-- La consigne --
Renvoyez mot pour mot le morceau de l'extrait cité qui va de "Gérard Leclerc : C’est" jusqu'à "se fait bien.".

-- Extrait cité --

Gérard Leclerc : C’est surtout les 35% qui jugent qu’il est difficile d’être catholique qui m’interpellent. C’est un milieu aujourd’hui où il faut se battre, les gens ne comprennent pas grand-chose à la religion, la tournent en dérision. Les jeunes catholiques rament notamment au sein de milieu intellectuels. Il existe une culture très hostile. On le voit avec la démission du pape, on fait venir des gens pour réagir, ils règlent leurs compte avec la religion, servent des discours idéologiques. Il existe un vrai ressentiment. Maintenant, les catholiques qui appartiennent à une communauté paroissiale sont soutenus par la vie communautaire. C’est très fraternel, les gens sont là les uns pour les autres, il y a des œuvres caritatives et l’intégration se fait bien.

Olivier Bobineau : Les grands cadres catholiques me parlent sans cesse de la "cathophobie" alors que cette enquête montre que les catholiques pratiquants (ou pas d’ailleurs) ne ressentent pas un rejet de l’opinion publique française. On me parle de chasse aux sorcières ici ou ailleurs mais quand on interroge les gens, on constate qu’il n’y a rien ou pas grand-chose.

Des catholiques pratiquants en demande d'un aggiornamento de l'Eglise sur différents sujets (cliquer sur le graphique pour agrandir)

Gérard Leclerc : Les pratiquants sont pris dans les grands débats de société d’aujourd’hui et sur ces questions, le discours l’Eglise est mal reçu et moqué. Les catholiques sont forcément influencés par le discours et la culture dominante. Sur la contraception, l’Eglise a des positions mal comprises : l’Eglise n’est pas pour un non-contrôle des naissances mais pense que certaines cultures contraceptives sont hostiles à la vie. Il y a un vrai suicide démographique de l’Europe. Les gens veulent faire penser que l’Eglise est has been mais les choses sont beaucoup plus complexes que ça et je pense que ces chiffres sont des écrans de fumée qui empêchent de comprendre la profondeur des problèmes posés.

Olivier Bobineau : On remarque une tendance très nette et typique : le repli identitaire. On remarque que 48% des catholiques ne souhaitent pas voir l’église évoluer sur le mariage homosexuel. Ils sont en décalage complet avec le reste de la population française.

Le jugement des pratiquants sur la défense des valeurs du catholicisme par le pape (cliquer sur le graphique pour agrandir)

-- Enregistrements fournis --
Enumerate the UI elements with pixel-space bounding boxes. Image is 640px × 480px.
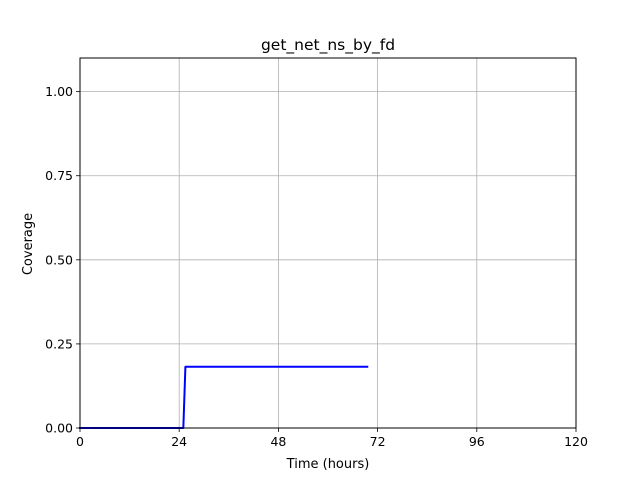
x-tick-label: 72 bbox=[370, 434, 386, 449]
series-layer bbox=[79, 365, 369, 429]
y-tick-label: 0.50 bbox=[45, 252, 73, 267]
grid bbox=[79, 58, 577, 429]
plot-frame bbox=[79, 57, 577, 429]
coverage-series-line bbox=[79, 365, 369, 429]
y-axis-label: Coverage bbox=[21, 213, 36, 275]
y-tick-label: 0.00 bbox=[45, 421, 73, 436]
chart-title: get_net_ns_by_fd bbox=[261, 36, 395, 55]
x-tick-label: 48 bbox=[270, 434, 286, 449]
x-tick-label: 0 bbox=[76, 434, 84, 449]
y-tick-label: 0.75 bbox=[45, 168, 73, 183]
y-axis-ticks: 0.00 0.25 0.50 0.75 1.00 bbox=[45, 84, 80, 436]
x-axis-label: Time (hours) bbox=[286, 457, 370, 472]
x-tick-label: 96 bbox=[469, 434, 485, 449]
y-tick-label: 1.00 bbox=[45, 84, 73, 99]
x-axis-ticks: 0 24 48 72 96 120 bbox=[76, 428, 588, 449]
x-tick-label: 24 bbox=[171, 434, 187, 449]
x-tick-label: 120 bbox=[564, 434, 588, 449]
y-tick-label: 0.25 bbox=[45, 336, 73, 351]
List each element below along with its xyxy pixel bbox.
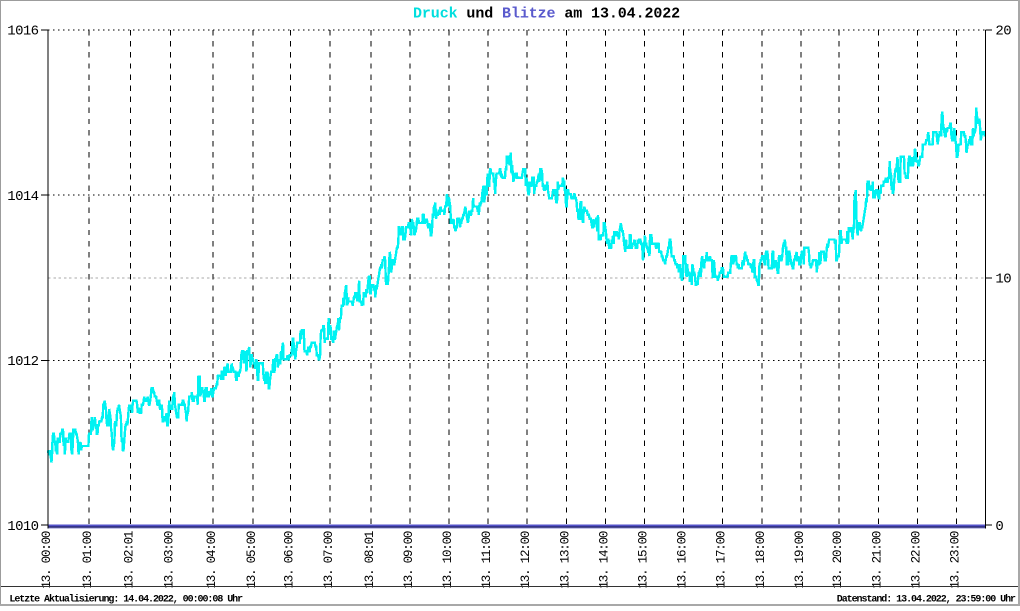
svg-text:13. 19:00: 13. 19:00 xyxy=(793,531,807,588)
svg-text:13. 10:00: 13. 10:00 xyxy=(441,531,455,588)
svg-text:13. 21:00: 13. 21:00 xyxy=(870,531,884,588)
svg-text:13. 17:00: 13. 17:00 xyxy=(715,531,729,588)
svg-text:1010: 1010 xyxy=(7,519,38,535)
svg-text:0: 0 xyxy=(995,519,1003,535)
svg-text:1016: 1016 xyxy=(7,24,38,40)
svg-text:13. 12:00: 13. 12:00 xyxy=(519,531,533,588)
svg-text:13. 13:00: 13. 13:00 xyxy=(558,531,572,588)
svg-text:10: 10 xyxy=(995,272,1011,288)
svg-text:13. 06:00: 13. 06:00 xyxy=(282,531,296,588)
svg-text:13. 04:00: 13. 04:00 xyxy=(205,531,219,588)
svg-text:13. 14:00: 13. 14:00 xyxy=(597,531,611,588)
svg-text:Letzte Aktualisierung: 14.04.2: Letzte Aktualisierung: 14.04.2022, 00:00… xyxy=(9,593,243,605)
svg-text:13. 02:01: 13. 02:01 xyxy=(123,531,137,588)
svg-text:1014: 1014 xyxy=(7,189,38,205)
svg-text:Druck und Blitze am 13.04.2022: Druck und Blitze am 13.04.2022 xyxy=(413,6,680,23)
svg-text:20: 20 xyxy=(995,24,1011,40)
svg-text:13. 11:00: 13. 11:00 xyxy=(480,531,494,588)
svg-text:13. 23:00: 13. 23:00 xyxy=(948,531,962,588)
svg-text:13. 01:00: 13. 01:00 xyxy=(81,531,95,588)
svg-text:Datenstand: 13.04.2022, 23:59:: Datenstand: 13.04.2022, 23:59:00 Uhr xyxy=(837,593,1016,605)
svg-text:13. 22:00: 13. 22:00 xyxy=(910,531,924,588)
svg-text:13. 18:00: 13. 18:00 xyxy=(754,531,768,588)
svg-text:13. 00:00: 13. 00:00 xyxy=(40,531,54,588)
svg-text:13. 05:00: 13. 05:00 xyxy=(245,531,259,588)
svg-text:1012: 1012 xyxy=(7,354,38,370)
svg-text:13. 20:00: 13. 20:00 xyxy=(831,531,845,588)
svg-text:13. 15:00: 13. 15:00 xyxy=(637,531,651,588)
svg-text:13. 08:01: 13. 08:01 xyxy=(363,531,377,588)
svg-text:13. 09:00: 13. 09:00 xyxy=(402,531,416,588)
svg-text:13. 16:00: 13. 16:00 xyxy=(676,531,690,588)
svg-text:13. 07:00: 13. 07:00 xyxy=(322,531,336,588)
svg-text:13. 03:00: 13. 03:00 xyxy=(163,531,177,588)
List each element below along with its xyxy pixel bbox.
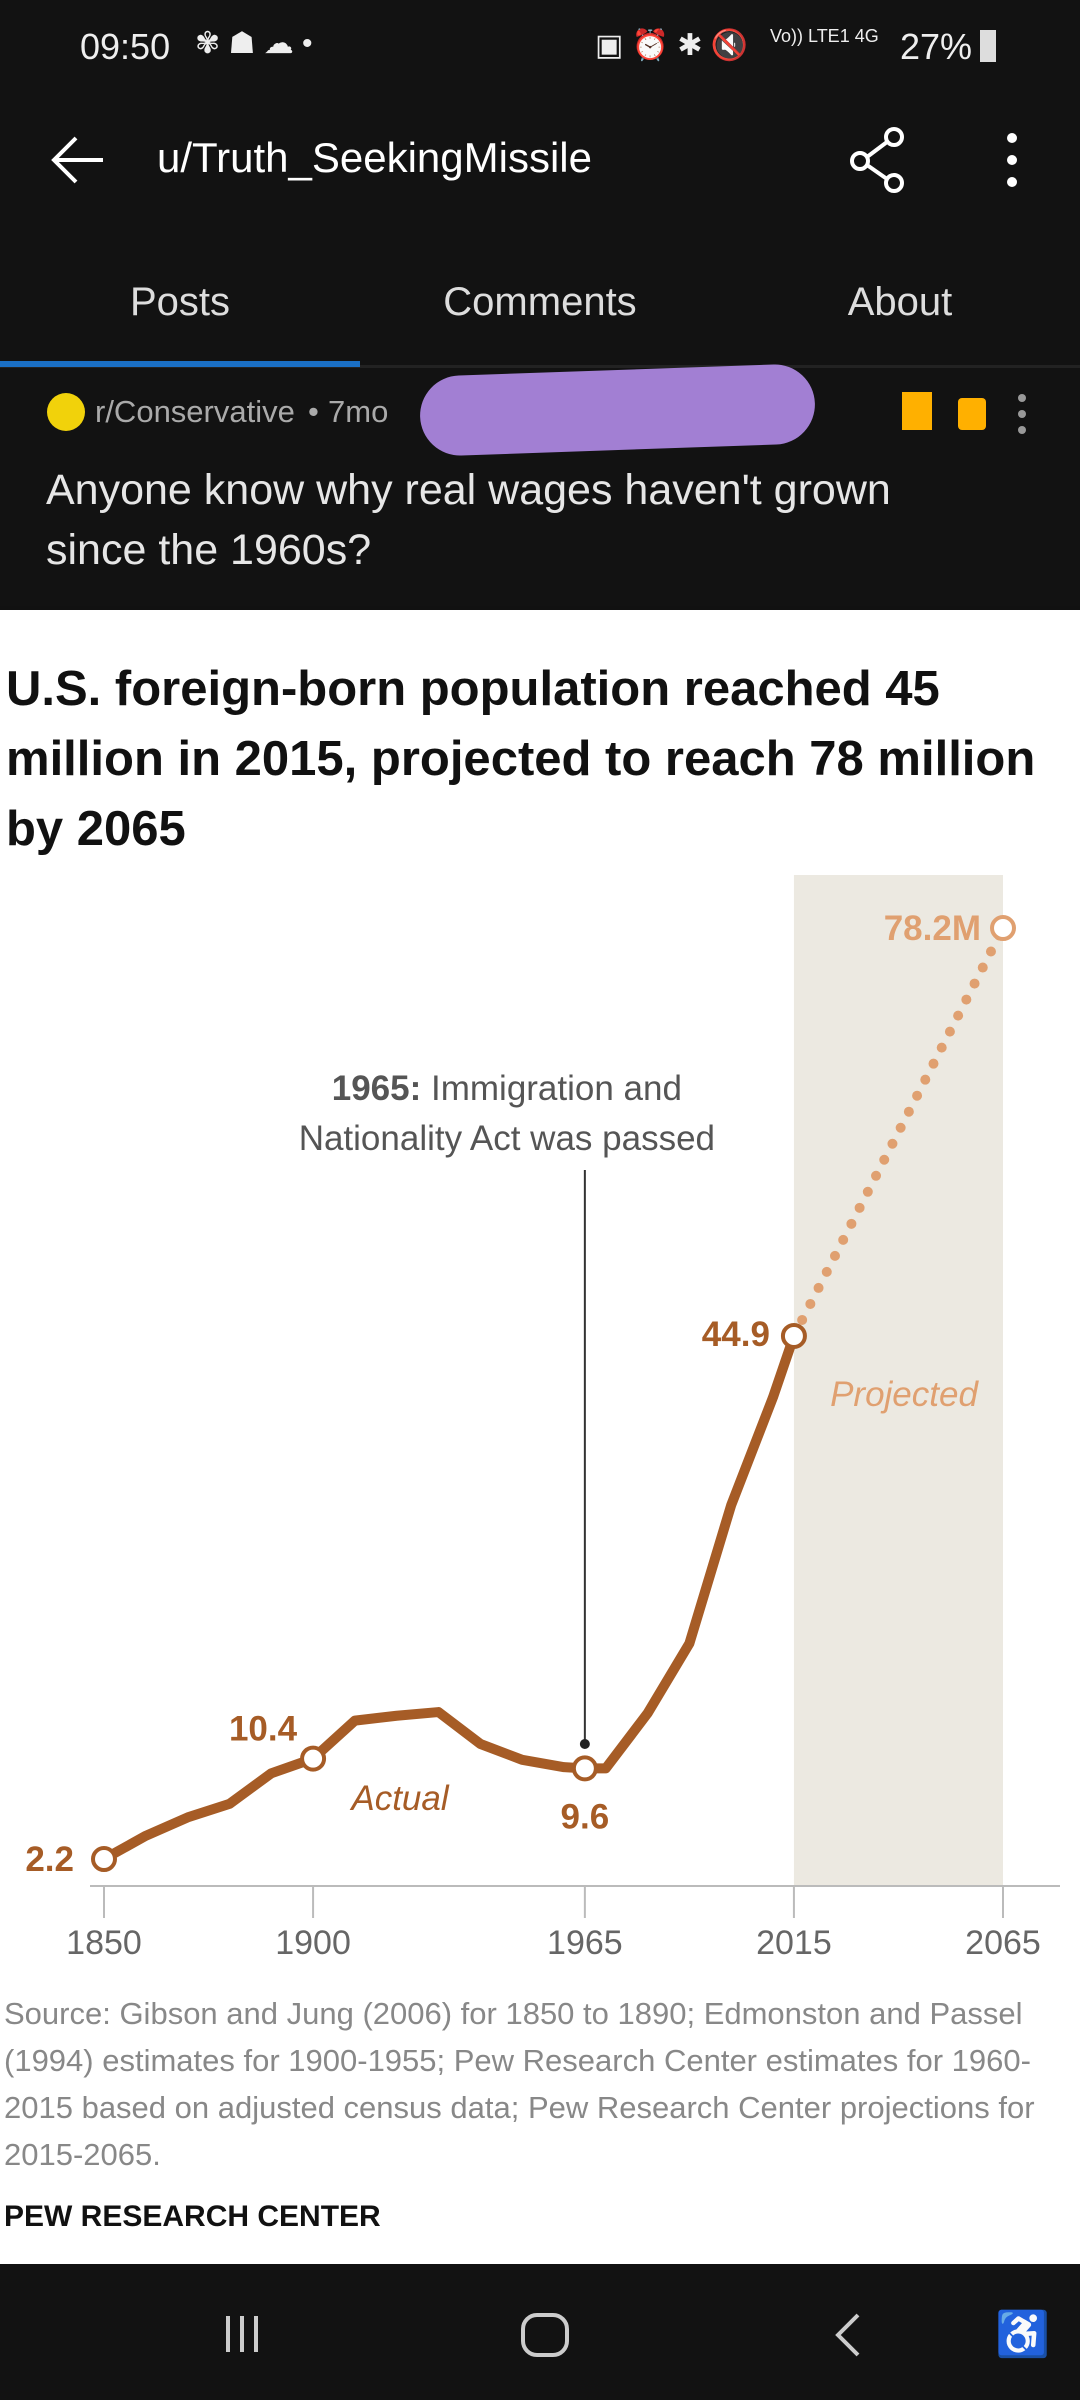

-- Votre réponse --
Gérard Leclerc : C’est surtout les 35% qui jugent qu’il est difficile d’être catholique qui m’interpellent. C’est un milieu aujourd’hui où il faut se battre, les gens ne comprennent pas grand-chose à la religion, la tournent en dérision. Les jeunes catholiques rament notamment au sein de milieu intellectuels. Il existe une culture très hostile. On le voit avec la démission du pape, on fait venir des gens pour réagir, ils règlent leurs compte avec la religion, servent des discours idéologiques. Il existe un vrai ressentiment. Maintenant, les catholiques qui appartiennent à une communauté paroissiale sont soutenus par la vie communautaire. C’est très fraternel, les gens sont là les uns pour les autres, il y a des œuvres caritatives et l’intégration se fait bien.